◆ SUPPLIED RECORDS

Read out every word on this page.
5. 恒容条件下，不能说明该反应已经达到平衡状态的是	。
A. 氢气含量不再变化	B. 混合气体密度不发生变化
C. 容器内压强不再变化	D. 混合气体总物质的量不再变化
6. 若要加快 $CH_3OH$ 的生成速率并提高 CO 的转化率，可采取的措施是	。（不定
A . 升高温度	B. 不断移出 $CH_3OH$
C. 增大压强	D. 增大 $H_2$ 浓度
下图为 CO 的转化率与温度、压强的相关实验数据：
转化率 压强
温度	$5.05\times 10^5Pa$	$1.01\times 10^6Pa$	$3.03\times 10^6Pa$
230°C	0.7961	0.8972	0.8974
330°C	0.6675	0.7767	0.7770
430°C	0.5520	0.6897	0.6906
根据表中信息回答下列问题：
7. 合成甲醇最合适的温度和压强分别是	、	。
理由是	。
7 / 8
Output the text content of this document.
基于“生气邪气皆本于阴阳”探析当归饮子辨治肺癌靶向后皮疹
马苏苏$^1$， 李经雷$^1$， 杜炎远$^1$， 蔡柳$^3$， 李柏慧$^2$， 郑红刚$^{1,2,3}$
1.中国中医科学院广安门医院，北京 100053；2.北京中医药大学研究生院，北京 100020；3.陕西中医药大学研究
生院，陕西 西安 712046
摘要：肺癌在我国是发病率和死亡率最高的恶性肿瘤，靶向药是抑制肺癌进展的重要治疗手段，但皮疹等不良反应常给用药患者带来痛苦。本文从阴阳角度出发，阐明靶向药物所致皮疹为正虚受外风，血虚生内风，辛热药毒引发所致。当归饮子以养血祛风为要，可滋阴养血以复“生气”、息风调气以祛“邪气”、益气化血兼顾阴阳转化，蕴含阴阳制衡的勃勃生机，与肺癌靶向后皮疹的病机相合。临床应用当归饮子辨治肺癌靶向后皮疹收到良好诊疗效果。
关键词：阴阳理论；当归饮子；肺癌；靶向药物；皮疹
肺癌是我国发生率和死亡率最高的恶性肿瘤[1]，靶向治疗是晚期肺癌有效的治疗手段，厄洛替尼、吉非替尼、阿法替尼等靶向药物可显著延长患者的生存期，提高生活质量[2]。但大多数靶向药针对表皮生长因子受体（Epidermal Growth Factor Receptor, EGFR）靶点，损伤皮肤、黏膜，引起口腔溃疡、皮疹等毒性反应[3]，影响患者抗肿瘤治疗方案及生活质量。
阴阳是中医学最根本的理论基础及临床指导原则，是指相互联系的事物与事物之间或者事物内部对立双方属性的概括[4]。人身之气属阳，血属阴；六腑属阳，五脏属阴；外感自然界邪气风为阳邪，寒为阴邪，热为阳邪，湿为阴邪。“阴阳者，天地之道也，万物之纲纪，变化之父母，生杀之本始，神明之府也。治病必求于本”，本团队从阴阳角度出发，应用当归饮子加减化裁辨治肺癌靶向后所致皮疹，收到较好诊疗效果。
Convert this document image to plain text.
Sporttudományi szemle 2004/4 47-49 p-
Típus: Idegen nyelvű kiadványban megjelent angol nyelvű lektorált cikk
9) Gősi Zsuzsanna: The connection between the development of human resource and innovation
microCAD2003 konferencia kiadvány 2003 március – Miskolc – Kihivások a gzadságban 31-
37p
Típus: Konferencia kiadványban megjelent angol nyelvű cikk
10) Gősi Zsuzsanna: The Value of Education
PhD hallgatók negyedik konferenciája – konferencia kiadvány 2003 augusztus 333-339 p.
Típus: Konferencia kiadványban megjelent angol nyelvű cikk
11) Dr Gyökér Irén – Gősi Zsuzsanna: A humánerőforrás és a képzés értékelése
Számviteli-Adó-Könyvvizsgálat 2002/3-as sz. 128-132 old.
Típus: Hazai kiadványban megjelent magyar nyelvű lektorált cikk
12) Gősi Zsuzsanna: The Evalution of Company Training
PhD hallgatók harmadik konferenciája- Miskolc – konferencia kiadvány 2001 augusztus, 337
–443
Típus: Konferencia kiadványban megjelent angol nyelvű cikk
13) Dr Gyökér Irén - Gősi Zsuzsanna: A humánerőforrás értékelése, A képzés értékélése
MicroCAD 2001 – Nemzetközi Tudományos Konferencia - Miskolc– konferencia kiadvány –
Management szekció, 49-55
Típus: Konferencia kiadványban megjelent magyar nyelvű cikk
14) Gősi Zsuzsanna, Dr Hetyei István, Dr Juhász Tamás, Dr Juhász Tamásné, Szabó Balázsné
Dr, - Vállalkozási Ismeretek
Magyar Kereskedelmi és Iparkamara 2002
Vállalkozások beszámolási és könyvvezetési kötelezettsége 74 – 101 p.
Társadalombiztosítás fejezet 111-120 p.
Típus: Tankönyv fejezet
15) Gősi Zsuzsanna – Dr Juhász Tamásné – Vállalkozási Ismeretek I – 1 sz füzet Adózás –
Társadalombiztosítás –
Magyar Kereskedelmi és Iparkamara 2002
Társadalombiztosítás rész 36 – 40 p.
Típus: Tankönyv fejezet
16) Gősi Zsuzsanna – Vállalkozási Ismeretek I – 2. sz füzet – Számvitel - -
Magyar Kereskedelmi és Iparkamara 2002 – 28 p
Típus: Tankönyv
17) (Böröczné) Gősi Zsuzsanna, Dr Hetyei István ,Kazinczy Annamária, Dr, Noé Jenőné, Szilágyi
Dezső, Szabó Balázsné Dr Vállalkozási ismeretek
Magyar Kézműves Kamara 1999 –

◆ TASK INSTRUCTIONS
Reproduce all of the material above word for word.

◆ WRITTEN ANSWER
Read out every word on this page.
5. 恒容条件下，不能说明该反应已经达到平衡状态的是	。
A. 氢气含量不再变化	B. 混合气体密度不发生变化
C. 容器内压强不再变化	D. 混合气体总物质的量不再变化
6. 若要加快 $CH_3OH$ 的生成速率并提高 CO 的转化率，可采取的措施是	。（不定
A . 升高温度	B. 不断移出 $CH_3OH$
C. 增大压强	D. 增大 $H_2$ 浓度
下图为 CO 的转化率与温度、压强的相关实验数据：
转化率 压强
温度	$5.05\times 10^5Pa$	$1.01\times 10^6Pa$	$3.03\times 10^6Pa$
230°C	0.7961	0.8972	0.8974
330°C	0.6675	0.7767	0.7770
430°C	0.5520	0.6897	0.6906
根据表中信息回答下列问题：
7. 合成甲醇最合适的温度和压强分别是	、	。
理由是	。
7 / 8
Output the text content of this document.
基于“生气邪气皆本于阴阳”探析当归饮子辨治肺癌靶向后皮疹
马苏苏$^1$， 李经雷$^1$， 杜炎远$^1$， 蔡柳$^3$， 李柏慧$^2$， 郑红刚$^{1,2,3}$
1.中国中医科学院广安门医院，北京 100053；2.北京中医药大学研究生院，北京 100020；3.陕西中医药大学研究
生院，陕西 西安 712046
摘要：肺癌在我国是发病率和死亡率最高的恶性肿瘤，靶向药是抑制肺癌进展的重要治疗手段，但皮疹等不良反应常给用药患者带来痛苦。本文从阴阳角度出发，阐明靶向药物所致皮疹为正虚受外风，血虚生内风，辛热药毒引发所致。当归饮子以养血祛风为要，可滋阴养血以复“生气”、息风调气以祛“邪气”、益气化血兼顾阴阳转化，蕴含阴阳制衡的勃勃生机，与肺癌靶向后皮疹的病机相合。临床应用当归饮子辨治肺癌靶向后皮疹收到良好诊疗效果。
关键词：阴阳理论；当归饮子；肺癌；靶向药物；皮疹
肺癌是我国发生率和死亡率最高的恶性肿瘤[1]，靶向治疗是晚期肺癌有效的治疗手段，厄洛替尼、吉非替尼、阿法替尼等靶向药物可显著延长患者的生存期，提高生活质量[2]。但大多数靶向药针对表皮生长因子受体（Epidermal Growth Factor Receptor, EGFR）靶点，损伤皮肤、黏膜，引起口腔溃疡、皮疹等毒性反应[3]，影响患者抗肿瘤治疗方案及生活质量。
阴阳是中医学最根本的理论基础及临床指导原则，是指相互联系的事物与事物之间或者事物内部对立双方属性的概括[4]。人身之气属阳，血属阴；六腑属阳，五脏属阴；外感自然界邪气风为阳邪，寒为阴邪，热为阳邪，湿为阴邪。“阴阳者，天地之道也，万物之纲纪，变化之父母，生杀之本始，神明之府也。治病必求于本”，本团队从阴阳角度出发，应用当归饮子加减化裁辨治肺癌靶向后所致皮疹，收到较好诊疗效果。
Convert this document image to plain text.
Sporttudományi szemle 2004/4 47-49 p-
Típus: Idegen nyelvű kiadványban megjelent angol nyelvű lektorált cikk
9) Gősi Zsuzsanna: The connection between the development of human resource and innovation
microCAD2003 konferencia kiadvány 2003 március – Miskolc – Kihivások a gzadságban 31-
37p
Típus: Konferencia kiadványban megjelent angol nyelvű cikk
10) Gősi Zsuzsanna: The Value of Education
PhD hallgatók negyedik konferenciája – konferencia kiadvány 2003 augusztus 333-339 p.
Típus: Konferencia kiadványban megjelent angol nyelvű cikk
11) Dr Gyökér Irén – Gősi Zsuzsanna: A humánerőforrás és a képzés értékelése
Számviteli-Adó-Könyvvizsgálat 2002/3-as sz. 128-132 old.
Típus: Hazai kiadványban megjelent magyar nyelvű lektorált cikk
12) Gősi Zsuzsanna: The Evalution of Company Training
PhD hallgatók harmadik konferenciája- Miskolc – konferencia kiadvány 2001 augusztus, 337
–443
Típus: Konferencia kiadványban megjelent angol nyelvű cikk
13) Dr Gyökér Irén - Gősi Zsuzsanna: A humánerőforrás értékelése, A képzés értékélése
MicroCAD 2001 – Nemzetközi Tudományos Konferencia - Miskolc– konferencia kiadvány –
Management szekció, 49-55
Típus: Konferencia kiadványban megjelent magyar nyelvű cikk
14) Gősi Zsuzsanna, Dr Hetyei István, Dr Juhász Tamás, Dr Juhász Tamásné, Szabó Balázsné
Dr, - Vállalkozási Ismeretek
Magyar Kereskedelmi és Iparkamara 2002
Vállalkozások beszámolási és könyvvezetési kötelezettsége 74 – 101 p.
Társadalombiztosítás fejezet 111-120 p.
Típus: Tankönyv fejezet
15) Gősi Zsuzsanna – Dr Juhász Tamásné – Vállalkozási Ismeretek I – 1 sz füzet Adózás –
Társadalombiztosítás –
Magyar Kereskedelmi és Iparkamara 2002
Társadalombiztosítás rész 36 – 40 p.
Típus: Tankönyv fejezet
16) Gősi Zsuzsanna – Vállalkozási Ismeretek I – 2. sz füzet – Számvitel - -
Magyar Kereskedelmi és Iparkamara 2002 – 28 p
Típus: Tankönyv
17) (Böröczné) Gősi Zsuzsanna, Dr Hetyei István ,Kazinczy Annamária, Dr, Noé Jenőné, Szilágyi
Dezső, Szabó Balázsné Dr Vállalkozási ismeretek
Magyar Kézműves Kamara 1999 –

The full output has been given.